▶ **Dataset records**:
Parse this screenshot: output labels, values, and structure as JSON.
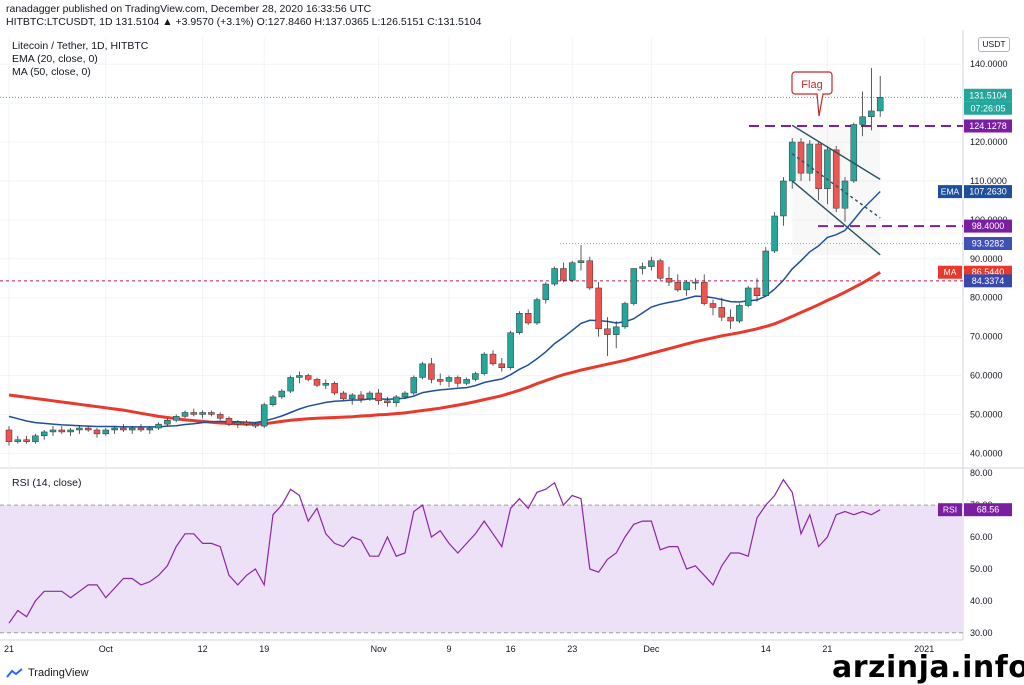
{
  "header": {
    "line1": "ranadagger published on TradingView.com, December 28, 2020 16:33:56 UTC",
    "line2": "HITBTC:LTCUSDT, 1D  131.5104  ▲ +3.9570 (+3.1%) O:127.8460 H:137.0365 L:126.5151 C:131.5104"
  },
  "legend": {
    "symbol": "Litecoin / Tether, 1D, HITBTC",
    "ema": "EMA (20, close, 0)",
    "ma": "MA (50, close, 0)",
    "rsi": "RSI (14, close)"
  },
  "currency_button": "USDT",
  "annotation": {
    "flag_label": "Flag"
  },
  "price_labels": {
    "last": "131.5104",
    "countdown": "07:26:05",
    "level_upper": "124.1278",
    "ema_tag": "EMA",
    "ema_value": "107.2630",
    "level_lower": "98.4000",
    "level_gray": "93.9282",
    "ma_tag": "MA",
    "ma_value": "86.5440",
    "level_red": "84.3374",
    "rsi_tag": "RSI",
    "rsi_value": "68.56"
  },
  "colors": {
    "up": "#26a69a",
    "down": "#ef5350",
    "ema": "#1e4f9c",
    "ma": "#e8392c",
    "dashed": "#7b1fa2",
    "rsi_line": "#8e24aa",
    "rsi_band": "#ede1f7"
  },
  "footer": {
    "brand": "TradingView",
    "watermark": "arzinja.info"
  },
  "chart_data": [
    {
      "type": "candlestick",
      "title": "Litecoin / Tether, 1D, HITBTC",
      "y_axis_ticks": [
        "40.0000",
        "50.0000",
        "60.0000",
        "70.0000",
        "80.0000",
        "90.0000",
        "100.0000",
        "110.0000",
        "120.0000",
        "130.0000",
        "140.0000"
      ],
      "ylim": [
        37,
        147
      ],
      "x_axis_ticks": [
        "21",
        "Oct",
        "12",
        "19",
        "Nov",
        "9",
        "16",
        "23",
        "Dec",
        "14",
        "21",
        "2021"
      ],
      "x_axis_tick_index": [
        0,
        11,
        22,
        29,
        42,
        50,
        57,
        64,
        73,
        86,
        93,
        104
      ],
      "ohlc": [
        [
          46,
          47,
          42,
          43
        ],
        [
          43,
          44.5,
          42.5,
          43.5
        ],
        [
          43.5,
          44.5,
          42.5,
          43
        ],
        [
          43,
          45,
          42.5,
          44.5
        ],
        [
          44.5,
          46,
          43.5,
          45.5
        ],
        [
          45.5,
          47,
          44.5,
          46
        ],
        [
          46,
          47,
          45,
          45.5
        ],
        [
          45.5,
          46.5,
          44.5,
          46
        ],
        [
          46,
          47,
          45,
          46.5
        ],
        [
          46.5,
          47,
          45.5,
          46
        ],
        [
          46,
          46.5,
          44,
          45
        ],
        [
          45,
          46.5,
          44.5,
          46
        ],
        [
          46,
          47,
          45,
          46.5
        ],
        [
          46.5,
          47.5,
          45.5,
          46
        ],
        [
          46,
          47,
          45,
          46.5
        ],
        [
          46.5,
          47.5,
          45.5,
          46
        ],
        [
          46,
          47,
          45,
          46.5
        ],
        [
          46.5,
          48,
          46,
          47.5
        ],
        [
          47.5,
          49,
          47,
          48.5
        ],
        [
          48.5,
          50,
          48,
          49.5
        ],
        [
          49.5,
          51,
          49,
          50.5
        ],
        [
          50.5,
          51.5,
          49.5,
          50
        ],
        [
          50,
          51,
          49,
          50.5
        ],
        [
          50.5,
          51,
          49.5,
          50
        ],
        [
          50,
          50.5,
          48.5,
          49
        ],
        [
          49,
          49.5,
          47,
          47.5
        ],
        [
          47.5,
          48.5,
          46.5,
          48
        ],
        [
          48,
          48.5,
          47,
          47.5
        ],
        [
          47.5,
          48,
          46.5,
          47
        ],
        [
          47,
          53,
          46.5,
          52.5
        ],
        [
          52.5,
          55,
          52,
          54.5
        ],
        [
          54.5,
          56.5,
          54,
          56
        ],
        [
          56,
          60,
          55.5,
          59.5
        ],
        [
          59.5,
          61,
          58,
          60
        ],
        [
          60,
          60.5,
          58.5,
          59
        ],
        [
          59,
          59.5,
          57,
          57.5
        ],
        [
          57.5,
          59,
          56.5,
          58
        ],
        [
          58,
          58.5,
          55,
          55.5
        ],
        [
          55.5,
          56,
          53.5,
          54
        ],
        [
          54,
          55.5,
          52.5,
          55
        ],
        [
          55,
          56,
          53,
          54
        ],
        [
          54,
          56,
          53.5,
          55.5
        ],
        [
          55.5,
          56.5,
          52.5,
          53.5
        ],
        [
          53.5,
          54.5,
          52,
          53
        ],
        [
          53,
          55,
          52,
          54.5
        ],
        [
          54.5,
          56,
          54,
          55.5
        ],
        [
          55.5,
          60,
          55,
          59.5
        ],
        [
          59.5,
          63.5,
          59,
          63
        ],
        [
          63,
          64.5,
          58,
          59
        ],
        [
          59,
          60.5,
          57.5,
          58.5
        ],
        [
          58.5,
          60,
          57,
          59.5
        ],
        [
          59.5,
          60,
          57,
          58
        ],
        [
          58,
          59.5,
          57.5,
          59
        ],
        [
          59,
          61,
          58.5,
          60.5
        ],
        [
          60.5,
          66,
          60,
          65.5
        ],
        [
          65.5,
          66.5,
          62.5,
          63
        ],
        [
          63,
          64.5,
          61,
          62
        ],
        [
          62,
          71.5,
          61.5,
          71
        ],
        [
          71,
          76.5,
          70.5,
          76
        ],
        [
          76,
          77,
          73,
          73.5
        ],
        [
          73.5,
          80,
          73,
          79.5
        ],
        [
          79.5,
          84,
          78.5,
          83.5
        ],
        [
          83.5,
          88,
          83,
          87.5
        ],
        [
          87.5,
          89,
          84,
          84.5
        ],
        [
          84.5,
          89.5,
          84,
          89
        ],
        [
          89,
          93.5,
          87,
          89.5
        ],
        [
          89.5,
          90.5,
          82,
          82.5
        ],
        [
          82.5,
          84,
          70,
          72
        ],
        [
          72,
          75,
          65,
          70.5
        ],
        [
          70.5,
          74,
          67,
          72.5
        ],
        [
          72.5,
          79,
          72,
          78.5
        ],
        [
          78.5,
          87.5,
          78,
          87.5
        ],
        [
          87.5,
          89,
          86,
          88
        ],
        [
          88,
          90.5,
          87,
          89.5
        ],
        [
          89.5,
          90,
          84.5,
          85
        ],
        [
          85,
          88,
          83,
          84
        ],
        [
          84,
          86,
          81.5,
          82
        ],
        [
          82,
          84.5,
          80.5,
          84
        ],
        [
          84,
          85,
          82,
          84
        ],
        [
          84,
          86,
          78,
          78.5
        ],
        [
          78.5,
          79.5,
          75.5,
          77.5
        ],
        [
          77.5,
          80,
          74,
          75
        ],
        [
          75,
          77,
          72,
          74
        ],
        [
          74,
          78.5,
          73.5,
          78
        ],
        [
          78,
          83,
          77.5,
          82.5
        ],
        [
          82.5,
          85,
          79,
          80.5
        ],
        [
          80.5,
          93,
          80.5,
          92
        ],
        [
          92,
          102,
          91.5,
          101
        ],
        [
          101,
          111,
          98.5,
          110
        ],
        [
          110,
          121,
          108,
          120
        ],
        [
          120,
          121,
          110,
          112
        ],
        [
          112,
          120.5,
          110,
          119.5
        ],
        [
          119.5,
          120,
          105,
          108
        ],
        [
          108,
          119,
          104,
          118
        ],
        [
          118,
          119,
          102,
          103
        ],
        [
          103,
          111,
          99.5,
          110
        ],
        [
          110,
          125,
          109.5,
          124.5
        ],
        [
          124.5,
          133,
          121.5,
          126.5
        ],
        [
          126.5,
          139,
          123,
          128
        ],
        [
          128,
          137,
          126.5,
          131.5
        ]
      ],
      "series": [
        {
          "name": "EMA (20, close, 0)",
          "last": 107.263
        },
        {
          "name": "MA (50, close, 0)",
          "last": 86.544
        }
      ],
      "ema": [
        49.5,
        48.9,
        48.3,
        47.9,
        47.7,
        47.5,
        47.3,
        47.2,
        47.1,
        47,
        46.9,
        46.9,
        46.9,
        46.8,
        46.8,
        46.8,
        46.8,
        46.8,
        47,
        47.1,
        47.4,
        47.6,
        47.9,
        48.1,
        48.2,
        48.1,
        48.1,
        48,
        47.9,
        48.3,
        48.9,
        49.6,
        50.5,
        51.4,
        52.1,
        52.6,
        53.1,
        53.4,
        53.5,
        53.7,
        53.7,
        54,
        54,
        53.9,
        54,
        54.2,
        54.7,
        55.6,
        56,
        56.3,
        56.5,
        56.7,
        56.9,
        57.4,
        58.2,
        58.7,
        59.1,
        60.2,
        61.6,
        62.7,
        64.3,
        66.1,
        68.2,
        69.8,
        71.6,
        73.4,
        74.2,
        74.1,
        73.9,
        73.5,
        73.8,
        74.6,
        76.1,
        77.6,
        78.3,
        78.8,
        79.2,
        79.8,
        80.4,
        80.3,
        80,
        79.5,
        79,
        78.9,
        79.2,
        79.4,
        80.4,
        82.2,
        84.5,
        87.4,
        89.5,
        91.8,
        93.3,
        95.5,
        96.2,
        97.3,
        100,
        102.8,
        105,
        107.3
      ],
      "ma": [
        55,
        54.7,
        54.4,
        54.1,
        53.8,
        53.5,
        53.2,
        52.9,
        52.6,
        52.3,
        52,
        51.7,
        51.4,
        51.1,
        50.7,
        50.3,
        49.9,
        49.5,
        49.2,
        48.9,
        48.6,
        48.4,
        48.2,
        48,
        47.8,
        47.7,
        47.6,
        47.5,
        47.5,
        47.6,
        47.9,
        48.2,
        48.5,
        48.7,
        48.9,
        49,
        49.1,
        49.2,
        49.3,
        49.4,
        49.6,
        49.7,
        49.9,
        50,
        50.2,
        50.4,
        50.7,
        51,
        51.3,
        51.6,
        52,
        52.4,
        52.8,
        53.3,
        53.8,
        54.3,
        54.8,
        55.5,
        56.2,
        57,
        57.9,
        58.7,
        59.5,
        60.2,
        60.8,
        61.4,
        61.9,
        62.4,
        62.9,
        63.4,
        63.9,
        64.5,
        65.1,
        65.7,
        66.3,
        66.9,
        67.5,
        68.1,
        68.7,
        69.2,
        69.7,
        70.2,
        70.6,
        71,
        71.5,
        72,
        72.6,
        73.3,
        74.2,
        75.2,
        76.2,
        77.2,
        78.2,
        79.3,
        80.3,
        81.4,
        82.6,
        83.8,
        85.1,
        86.5
      ],
      "horizontal_levels": [
        {
          "label": "124.1278",
          "value": 124.1278,
          "style": "dashed"
        },
        {
          "label": "98.4000",
          "value": 98.4,
          "style": "dashed"
        },
        {
          "label": "93.9282",
          "value": 93.9282,
          "style": "dotted"
        },
        {
          "label": "84.3374",
          "value": 84.3374,
          "style": "dotted"
        }
      ],
      "annotations": [
        "Flag"
      ]
    },
    {
      "type": "line",
      "title": "RSI (14, close)",
      "y_axis_ticks": [
        "30.00",
        "40.00",
        "50.00",
        "60.00",
        "70.00",
        "80.00"
      ],
      "ylim": [
        29,
        81
      ],
      "band": [
        30,
        70
      ],
      "last": 68.56,
      "values": [
        33,
        37,
        35,
        40,
        43,
        43,
        43,
        41,
        43,
        45,
        45,
        41,
        44,
        47,
        47,
        45,
        46,
        48,
        51,
        57,
        61,
        61,
        58,
        58,
        57,
        48,
        45,
        48,
        50,
        45,
        67,
        70,
        75,
        73,
        65,
        69,
        61,
        58,
        57,
        60,
        59,
        54,
        54,
        60,
        54,
        55,
        68,
        70,
        60,
        62,
        58,
        55,
        58,
        61,
        65,
        61,
        57,
        69,
        72,
        69,
        74,
        75,
        77,
        70,
        73,
        72,
        50,
        49,
        53,
        55,
        60,
        64,
        65,
        65,
        56,
        57,
        57,
        50,
        51,
        48,
        45,
        51,
        55,
        55,
        54,
        66,
        70,
        73,
        78,
        74,
        61,
        67,
        57,
        60,
        67,
        68,
        67,
        68,
        67,
        68.56
      ]
    }
  ]
}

▶ **Instructions for the task**: Show the lines of the data that hold the word "last".

▶ **Final result**:
    "last": "131.5104",
          "last": 107.263
          "last": 86.544
      "last": 68.56,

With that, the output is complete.